• _REQUIRED WORK_
Check each line of the listing, and copy it if it contains the word "type".

• _AVAILABLE RECORDS_

-- BEGIN --

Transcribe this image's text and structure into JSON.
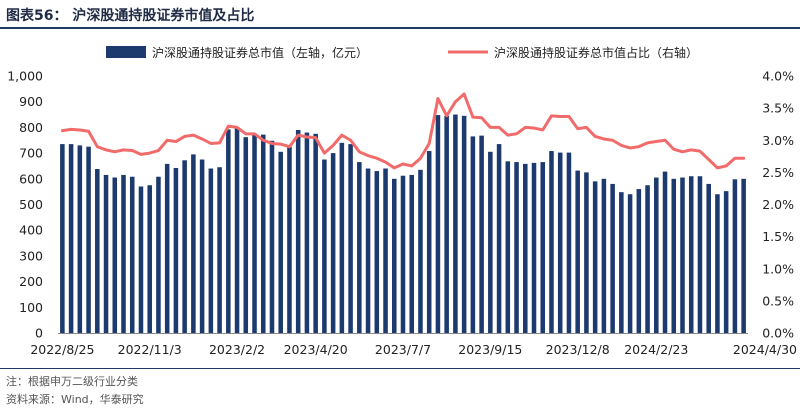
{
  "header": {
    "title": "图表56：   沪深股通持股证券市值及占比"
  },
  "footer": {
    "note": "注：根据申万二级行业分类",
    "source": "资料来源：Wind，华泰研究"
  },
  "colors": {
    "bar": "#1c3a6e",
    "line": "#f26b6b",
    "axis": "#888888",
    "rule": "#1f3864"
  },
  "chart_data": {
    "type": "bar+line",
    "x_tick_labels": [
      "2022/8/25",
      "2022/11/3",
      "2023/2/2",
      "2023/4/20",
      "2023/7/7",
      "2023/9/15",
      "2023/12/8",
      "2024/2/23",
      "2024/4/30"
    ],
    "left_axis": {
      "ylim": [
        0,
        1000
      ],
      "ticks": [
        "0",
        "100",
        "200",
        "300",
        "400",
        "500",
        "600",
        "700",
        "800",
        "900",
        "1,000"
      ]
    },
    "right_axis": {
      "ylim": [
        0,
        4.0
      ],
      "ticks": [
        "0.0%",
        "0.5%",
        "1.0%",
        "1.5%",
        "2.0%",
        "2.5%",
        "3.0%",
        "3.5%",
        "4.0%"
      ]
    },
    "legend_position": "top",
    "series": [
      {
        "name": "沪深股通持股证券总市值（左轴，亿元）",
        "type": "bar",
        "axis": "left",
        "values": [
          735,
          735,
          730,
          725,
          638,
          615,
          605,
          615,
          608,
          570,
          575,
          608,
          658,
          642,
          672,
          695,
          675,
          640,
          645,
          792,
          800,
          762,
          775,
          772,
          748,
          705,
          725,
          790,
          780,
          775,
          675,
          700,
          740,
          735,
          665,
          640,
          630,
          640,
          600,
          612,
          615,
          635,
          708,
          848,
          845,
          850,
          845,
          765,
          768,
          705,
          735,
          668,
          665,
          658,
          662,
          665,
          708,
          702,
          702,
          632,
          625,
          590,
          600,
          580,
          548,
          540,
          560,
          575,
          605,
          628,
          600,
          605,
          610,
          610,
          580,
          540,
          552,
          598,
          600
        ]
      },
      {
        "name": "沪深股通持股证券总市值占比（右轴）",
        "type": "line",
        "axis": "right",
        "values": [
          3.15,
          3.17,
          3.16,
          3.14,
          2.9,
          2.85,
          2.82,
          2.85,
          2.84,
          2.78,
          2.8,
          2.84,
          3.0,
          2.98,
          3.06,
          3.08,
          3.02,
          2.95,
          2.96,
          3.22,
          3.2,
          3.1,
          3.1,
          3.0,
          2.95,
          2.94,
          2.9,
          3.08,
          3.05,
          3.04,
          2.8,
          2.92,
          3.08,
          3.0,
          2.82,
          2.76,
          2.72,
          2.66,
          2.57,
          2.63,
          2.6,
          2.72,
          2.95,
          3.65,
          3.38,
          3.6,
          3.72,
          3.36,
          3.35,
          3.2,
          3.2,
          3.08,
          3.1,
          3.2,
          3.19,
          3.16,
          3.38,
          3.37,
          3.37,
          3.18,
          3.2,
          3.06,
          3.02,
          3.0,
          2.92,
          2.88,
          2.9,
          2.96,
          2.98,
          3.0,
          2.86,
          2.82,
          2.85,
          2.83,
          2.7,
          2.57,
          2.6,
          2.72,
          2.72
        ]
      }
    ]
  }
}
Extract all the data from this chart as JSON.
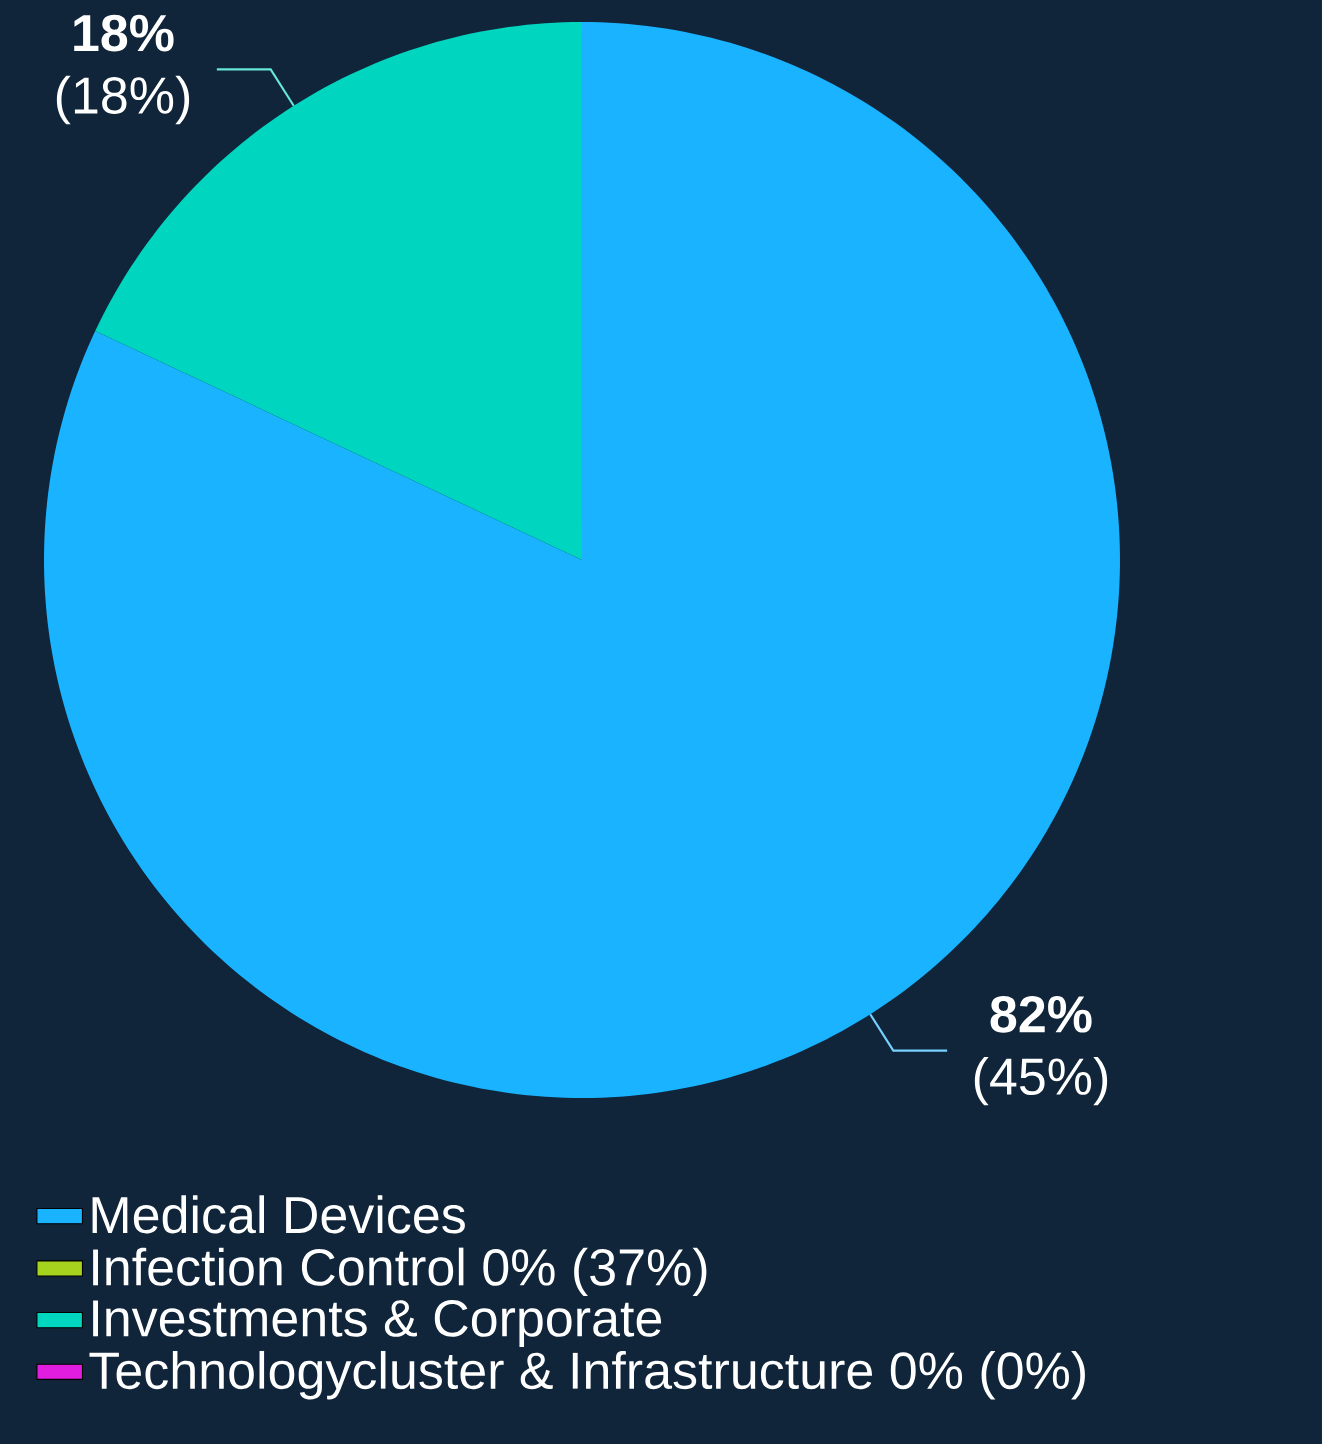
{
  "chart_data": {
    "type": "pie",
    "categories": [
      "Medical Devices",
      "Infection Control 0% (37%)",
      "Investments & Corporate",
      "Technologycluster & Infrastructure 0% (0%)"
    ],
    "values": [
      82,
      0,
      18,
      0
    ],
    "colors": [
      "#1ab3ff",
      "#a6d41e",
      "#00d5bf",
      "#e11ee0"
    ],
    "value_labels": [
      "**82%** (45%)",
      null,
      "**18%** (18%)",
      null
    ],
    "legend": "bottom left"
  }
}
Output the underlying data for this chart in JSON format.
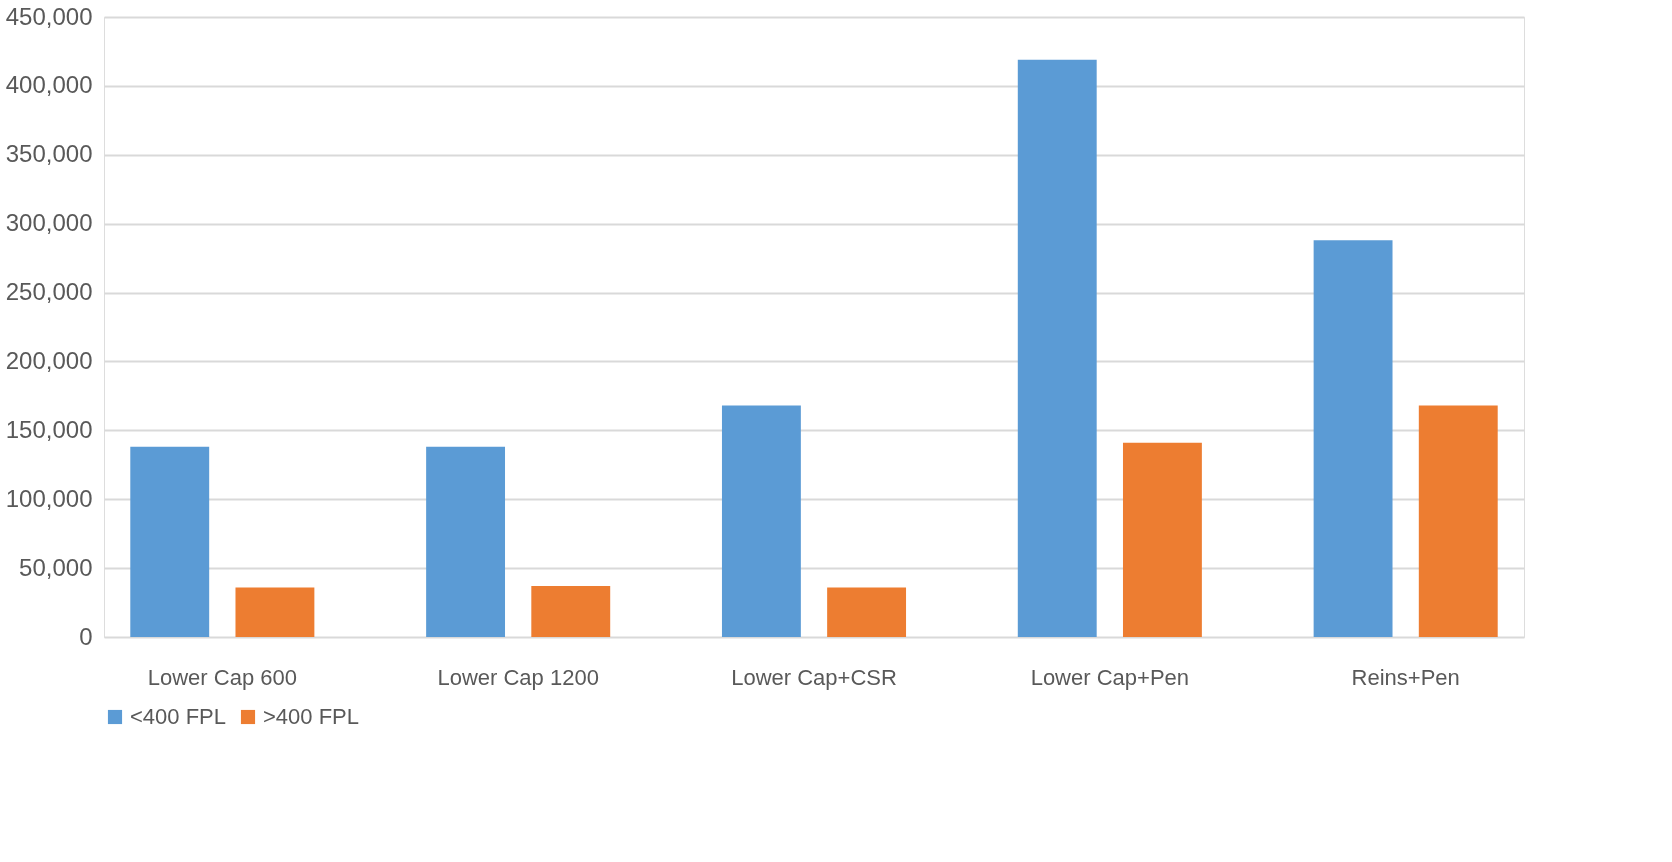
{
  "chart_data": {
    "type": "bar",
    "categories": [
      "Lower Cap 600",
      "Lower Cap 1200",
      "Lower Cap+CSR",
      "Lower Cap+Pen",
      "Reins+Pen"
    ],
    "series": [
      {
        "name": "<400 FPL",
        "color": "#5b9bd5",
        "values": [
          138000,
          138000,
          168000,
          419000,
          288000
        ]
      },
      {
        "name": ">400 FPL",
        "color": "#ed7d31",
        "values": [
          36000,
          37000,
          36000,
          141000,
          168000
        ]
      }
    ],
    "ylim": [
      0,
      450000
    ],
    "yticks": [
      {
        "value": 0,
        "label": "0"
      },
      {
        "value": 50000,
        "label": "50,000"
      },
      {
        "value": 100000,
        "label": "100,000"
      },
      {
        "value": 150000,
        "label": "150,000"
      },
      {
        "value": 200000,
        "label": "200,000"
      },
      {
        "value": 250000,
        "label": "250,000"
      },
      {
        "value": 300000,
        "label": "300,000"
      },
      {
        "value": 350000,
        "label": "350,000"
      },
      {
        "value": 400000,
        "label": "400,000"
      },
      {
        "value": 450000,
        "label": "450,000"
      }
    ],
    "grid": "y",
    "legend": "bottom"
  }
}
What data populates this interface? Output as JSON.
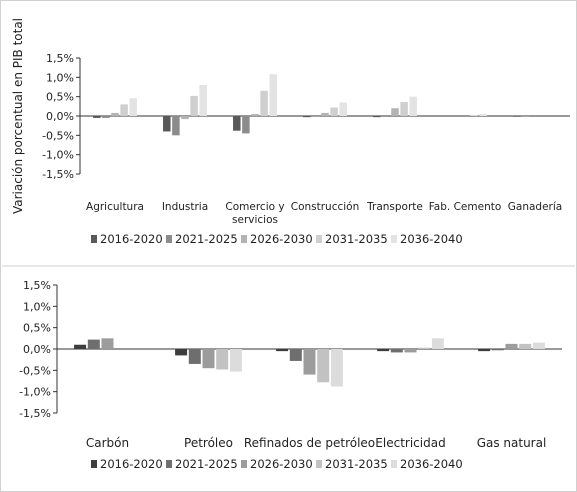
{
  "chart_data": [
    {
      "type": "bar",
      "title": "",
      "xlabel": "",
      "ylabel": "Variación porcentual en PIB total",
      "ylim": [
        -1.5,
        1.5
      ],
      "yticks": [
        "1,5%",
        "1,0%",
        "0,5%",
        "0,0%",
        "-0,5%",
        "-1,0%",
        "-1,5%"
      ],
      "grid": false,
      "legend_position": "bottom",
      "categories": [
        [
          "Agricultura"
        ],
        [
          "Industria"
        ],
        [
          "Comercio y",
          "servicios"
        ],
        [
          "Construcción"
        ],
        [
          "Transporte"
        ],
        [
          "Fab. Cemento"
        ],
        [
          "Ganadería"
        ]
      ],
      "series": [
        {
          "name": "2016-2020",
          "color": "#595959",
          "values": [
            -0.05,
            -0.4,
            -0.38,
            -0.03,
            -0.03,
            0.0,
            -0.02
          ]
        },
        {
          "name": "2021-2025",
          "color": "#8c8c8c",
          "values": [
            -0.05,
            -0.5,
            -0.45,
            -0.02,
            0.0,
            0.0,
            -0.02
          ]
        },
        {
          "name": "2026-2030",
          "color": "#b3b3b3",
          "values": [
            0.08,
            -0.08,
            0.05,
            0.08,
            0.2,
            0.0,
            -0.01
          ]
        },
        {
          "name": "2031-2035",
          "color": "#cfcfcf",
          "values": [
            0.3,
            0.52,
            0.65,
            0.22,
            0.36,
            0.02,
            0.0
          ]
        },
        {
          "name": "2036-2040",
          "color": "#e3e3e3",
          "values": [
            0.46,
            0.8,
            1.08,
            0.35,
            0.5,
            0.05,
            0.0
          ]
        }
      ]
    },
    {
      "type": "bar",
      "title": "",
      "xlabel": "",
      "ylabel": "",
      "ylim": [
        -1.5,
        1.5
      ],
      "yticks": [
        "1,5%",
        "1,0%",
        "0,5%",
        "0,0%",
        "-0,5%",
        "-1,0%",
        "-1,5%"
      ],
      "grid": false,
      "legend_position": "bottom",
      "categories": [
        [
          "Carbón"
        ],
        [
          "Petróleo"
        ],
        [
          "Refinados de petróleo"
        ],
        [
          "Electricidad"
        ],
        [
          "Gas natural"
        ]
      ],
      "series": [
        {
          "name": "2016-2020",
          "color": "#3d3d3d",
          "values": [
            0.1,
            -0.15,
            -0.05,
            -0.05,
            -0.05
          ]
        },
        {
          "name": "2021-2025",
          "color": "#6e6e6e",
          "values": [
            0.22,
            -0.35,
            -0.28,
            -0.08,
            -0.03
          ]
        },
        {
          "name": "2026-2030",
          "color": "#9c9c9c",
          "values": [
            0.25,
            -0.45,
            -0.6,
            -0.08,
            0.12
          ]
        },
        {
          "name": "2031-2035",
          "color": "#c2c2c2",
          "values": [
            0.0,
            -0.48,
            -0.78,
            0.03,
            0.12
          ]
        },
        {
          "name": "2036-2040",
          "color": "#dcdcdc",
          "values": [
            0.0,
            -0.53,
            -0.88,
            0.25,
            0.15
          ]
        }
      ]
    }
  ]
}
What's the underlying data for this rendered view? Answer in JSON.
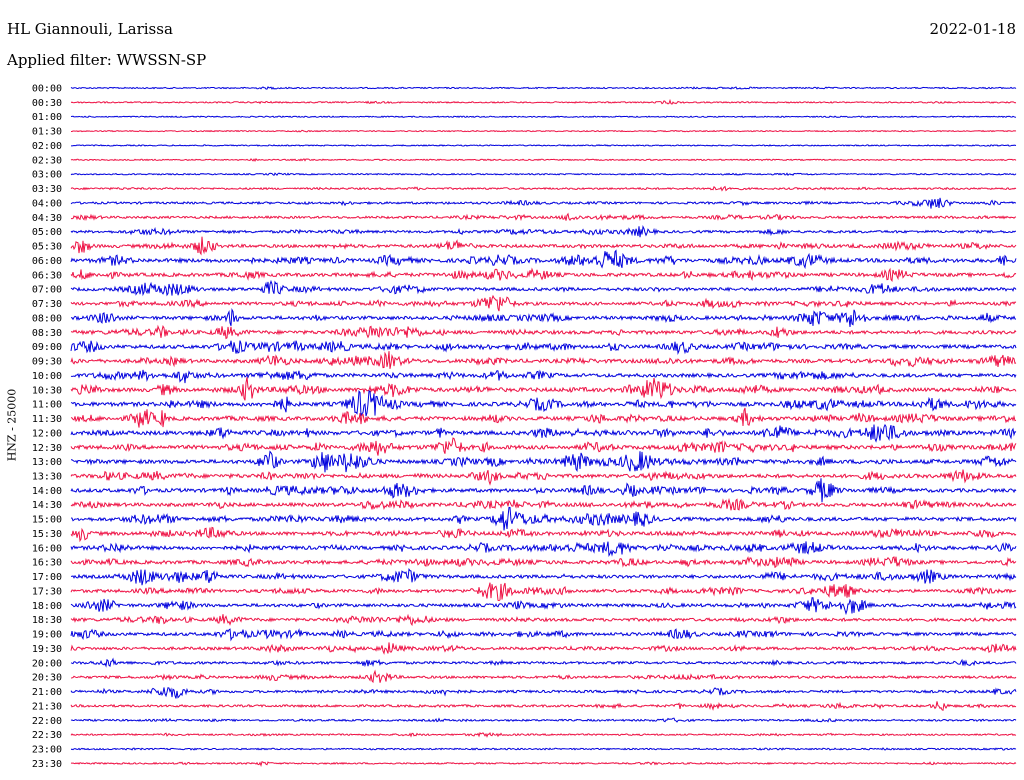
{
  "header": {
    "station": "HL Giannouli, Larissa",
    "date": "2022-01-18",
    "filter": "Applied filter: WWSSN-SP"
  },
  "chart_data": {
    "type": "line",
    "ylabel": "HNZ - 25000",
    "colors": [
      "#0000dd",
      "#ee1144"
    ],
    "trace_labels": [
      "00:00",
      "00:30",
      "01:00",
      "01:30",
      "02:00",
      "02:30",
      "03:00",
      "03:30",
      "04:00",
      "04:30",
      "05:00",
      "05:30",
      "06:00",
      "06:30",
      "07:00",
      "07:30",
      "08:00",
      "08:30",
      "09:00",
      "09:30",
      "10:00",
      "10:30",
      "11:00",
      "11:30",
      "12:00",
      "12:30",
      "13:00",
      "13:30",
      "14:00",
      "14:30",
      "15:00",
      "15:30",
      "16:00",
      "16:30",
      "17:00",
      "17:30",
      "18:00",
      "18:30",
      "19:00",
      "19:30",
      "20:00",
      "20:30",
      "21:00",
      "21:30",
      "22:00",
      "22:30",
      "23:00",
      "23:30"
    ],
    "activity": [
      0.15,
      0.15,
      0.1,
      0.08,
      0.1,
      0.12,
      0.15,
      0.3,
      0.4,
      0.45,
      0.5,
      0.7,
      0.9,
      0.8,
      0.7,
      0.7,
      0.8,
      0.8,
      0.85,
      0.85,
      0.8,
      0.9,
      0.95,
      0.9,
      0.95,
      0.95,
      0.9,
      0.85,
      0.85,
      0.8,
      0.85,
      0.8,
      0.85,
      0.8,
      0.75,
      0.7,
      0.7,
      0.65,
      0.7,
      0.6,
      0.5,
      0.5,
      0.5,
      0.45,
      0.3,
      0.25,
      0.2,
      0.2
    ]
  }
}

-- END --

• _ANSWER FOR THIS EXERCISE_
    "type": "bar+line",
        "type": "bar",
        "type": "line",
    "type": "pie",
    "type": "bar",
      "type": "bar",
      "type": "bar",
    "type": "line",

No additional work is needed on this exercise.